GIVEN TASK
Rename "callout-text-line" to "callout-caption" in the data from the line with "- admin-bar: W" up to and including the line with "- menu-tools-label: Tools: [193, 780, 238, 802]". Give only those lines, otherwise unchanged.
↓↓↓
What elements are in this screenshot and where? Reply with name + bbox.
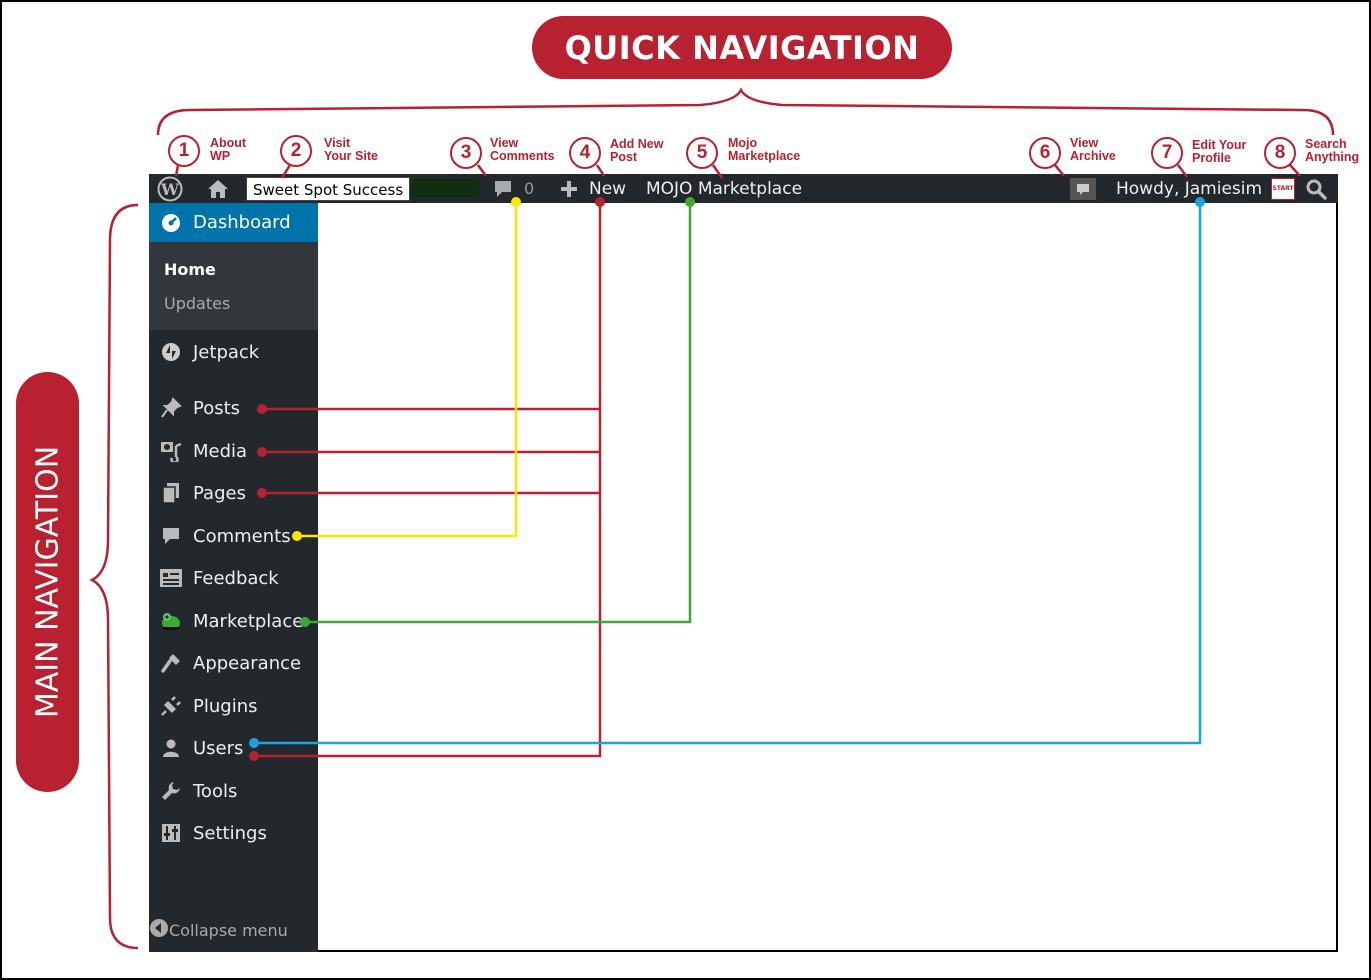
- admin-bar: W Sweet Spot Success 0 New MOJO Marketpl…: [149, 174, 1338, 203]
- callout-5: 5: [686, 137, 718, 169]
- menu-appearance[interactable]: Appearance: [149, 648, 318, 678]
- pin-icon: [149, 397, 193, 419]
- collapse-menu-button[interactable]: Collapse menu: [149, 915, 318, 945]
- comments-button[interactable]: 0: [492, 174, 534, 203]
- menu-feedback-label: Feedback: [193, 567, 279, 589]
- callout-1-label: About WP: [210, 137, 246, 163]
- submenu-home[interactable]: Home: [164, 260, 216, 279]
- menu-pages-label: Pages: [193, 482, 246, 504]
- main-navigation-title: MAIN NAVIGATION: [16, 372, 79, 792]
- home-button[interactable]: [207, 174, 229, 203]
- callout-3: 3: [450, 137, 482, 169]
- menu-settings[interactable]: Settings: [149, 818, 318, 848]
- admin-sidebar: Dashboard Home Updates Jetpack Posts Med…: [149, 203, 318, 952]
- callout-text-line: Profile: [1192, 151, 1231, 165]
- callout-text-line: Anything: [1305, 150, 1360, 164]
- callout-text-line: Your Site: [324, 149, 378, 163]
- paintbrush-icon: [149, 652, 193, 674]
- menu-tools-label: Tools: [193, 780, 238, 802]
- callout-5-label: Mojo Marketplace: [728, 137, 800, 163]
- menu-plugins-label: Plugins: [193, 695, 258, 717]
- callout-3-label: View Comments: [490, 137, 555, 163]
- callout-text-line: Archive: [1070, 149, 1116, 163]
- new-label: New: [589, 178, 627, 199]
- menu-jetpack-label: Jetpack: [193, 341, 260, 363]
- menu-feedback[interactable]: Feedback: [149, 563, 318, 593]
- jetpack-icon: [149, 342, 193, 362]
- media-icon: [149, 440, 193, 462]
- menu-plugins[interactable]: Plugins: [149, 691, 318, 721]
- menu-settings-label: Settings: [193, 822, 267, 844]
- menu-media[interactable]: Media: [149, 436, 318, 466]
- wordpress-icon: W: [157, 176, 183, 201]
- callout-6-label: View Archive: [1070, 137, 1116, 163]
- dashboard-icon: [149, 213, 193, 233]
- plus-icon: [561, 180, 577, 197]
- comment-count: 0: [524, 179, 535, 198]
- howdy-label: Howdy, Jamiesim: [1116, 178, 1263, 199]
- menu-tools[interactable]: Tools: [149, 776, 318, 806]
- archive-icon: [1070, 177, 1096, 200]
- menu-media-label: Media: [193, 440, 248, 462]
- callout-8-label: Search Anything: [1305, 138, 1359, 164]
- callout-text-line: WP: [210, 149, 231, 163]
- main-navigation-label: MAIN NAVIGATION: [30, 445, 65, 719]
- callout-2-label: Visit Your Site: [324, 137, 378, 163]
- menu-jetpack[interactable]: Jetpack: [149, 337, 318, 367]
- collapse-icon: [149, 918, 169, 942]
- menu-comments[interactable]: Comments: [149, 521, 318, 551]
- content-area: [318, 203, 1338, 952]
- menu-appearance-label: Appearance: [193, 652, 302, 674]
- callout-text-line: Comments: [490, 149, 555, 163]
- comments-icon: [149, 526, 193, 546]
- menu-dashboard[interactable]: Dashboard: [149, 203, 318, 242]
- mojo-label: MOJO Marketplace: [646, 178, 803, 199]
- plugin-icon: [149, 695, 193, 717]
- callout-2: 2: [280, 135, 312, 167]
- callout-7-label: Edit Your Profile: [1192, 139, 1246, 165]
- callout-8: 8: [1264, 137, 1296, 169]
- wp-logo-button[interactable]: W: [157, 174, 183, 203]
- archive-button[interactable]: [1069, 174, 1097, 203]
- marketplace-icon: [149, 610, 193, 632]
- search-button[interactable]: [1305, 174, 1327, 203]
- profile-menu[interactable]: Howdy, Jamiesim START: [1116, 174, 1296, 203]
- menu-pages[interactable]: Pages: [149, 478, 318, 508]
- callout-6: 6: [1029, 137, 1061, 169]
- site-name: Sweet Spot Success: [246, 176, 411, 201]
- callout-text-line: Post: [610, 150, 638, 164]
- callout-text-line: Marketplace: [728, 149, 801, 163]
- menu-marketplace-label: Marketplace: [193, 610, 304, 632]
- home-icon: [208, 179, 228, 198]
- avatar: START: [1271, 177, 1296, 200]
- pages-icon: [149, 482, 193, 504]
- callout-7: 7: [1151, 137, 1183, 169]
- visit-site-link[interactable]: Sweet Spot Success: [246, 174, 411, 203]
- menu-posts[interactable]: Posts: [149, 393, 318, 423]
- feedback-icon: [149, 568, 193, 588]
- menu-users-label: Users: [193, 737, 244, 759]
- collapse-menu-label: Collapse menu: [169, 920, 288, 940]
- submenu-updates[interactable]: Updates: [164, 294, 230, 313]
- callout-4-label: Add New Post: [610, 138, 663, 164]
- menu-comments-label: Comments: [193, 525, 291, 547]
- settings-icon: [149, 823, 193, 843]
- wrench-icon: [149, 780, 193, 802]
- menu-marketplace[interactable]: Marketplace: [149, 606, 318, 636]
- search-icon: [1306, 179, 1327, 200]
- menu-users[interactable]: Users: [149, 733, 318, 763]
- dashboard-submenu: Home Updates: [149, 242, 318, 330]
- svg-text:W: W: [160, 180, 180, 199]
- comment-icon: [495, 180, 511, 197]
- menu-posts-label: Posts: [193, 397, 241, 419]
- callout-1: 1: [168, 135, 200, 167]
- user-icon: [149, 738, 193, 758]
- quick-navigation-title: QUICK NAVIGATION: [532, 16, 952, 79]
- mojo-marketplace-link[interactable]: MOJO Marketplace: [646, 174, 802, 203]
- menu-dashboard-label: Dashboard: [193, 212, 291, 233]
- callout-4: 4: [569, 137, 601, 169]
- new-content-button[interactable]: New: [559, 174, 626, 203]
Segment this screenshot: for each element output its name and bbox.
↑↑↑
THE ANSWER
- admin-bar: W Sweet Spot Success 0 New MOJO Marketpl…: [149, 174, 1338, 203]
- callout-5: 5: [686, 137, 718, 169]
- menu-appearance[interactable]: Appearance: [149, 648, 318, 678]
- pin-icon: [149, 397, 193, 419]
- collapse-menu-button[interactable]: Collapse menu: [149, 915, 318, 945]
- comments-button[interactable]: 0: [492, 174, 534, 203]
- menu-feedback-label: Feedback: [193, 567, 279, 589]
- callout-1-label: About WP: [210, 137, 246, 163]
- submenu-home[interactable]: Home: [164, 260, 216, 279]
- menu-pages-label: Pages: [193, 482, 246, 504]
- main-navigation-title: MAIN NAVIGATION: [16, 372, 79, 792]
- home-button[interactable]: [207, 174, 229, 203]
- callout-3: 3: [450, 137, 482, 169]
- menu-settings[interactable]: Settings: [149, 818, 318, 848]
- admin-sidebar: Dashboard Home Updates Jetpack Posts Med…: [149, 203, 318, 952]
- callout-caption: Profile: [1192, 151, 1231, 165]
- callout-caption: Anything: [1305, 150, 1360, 164]
- callout-caption: Your Site: [324, 149, 378, 163]
- paintbrush-icon: [149, 652, 193, 674]
- menu-tools-label: Tools: [193, 780, 238, 802]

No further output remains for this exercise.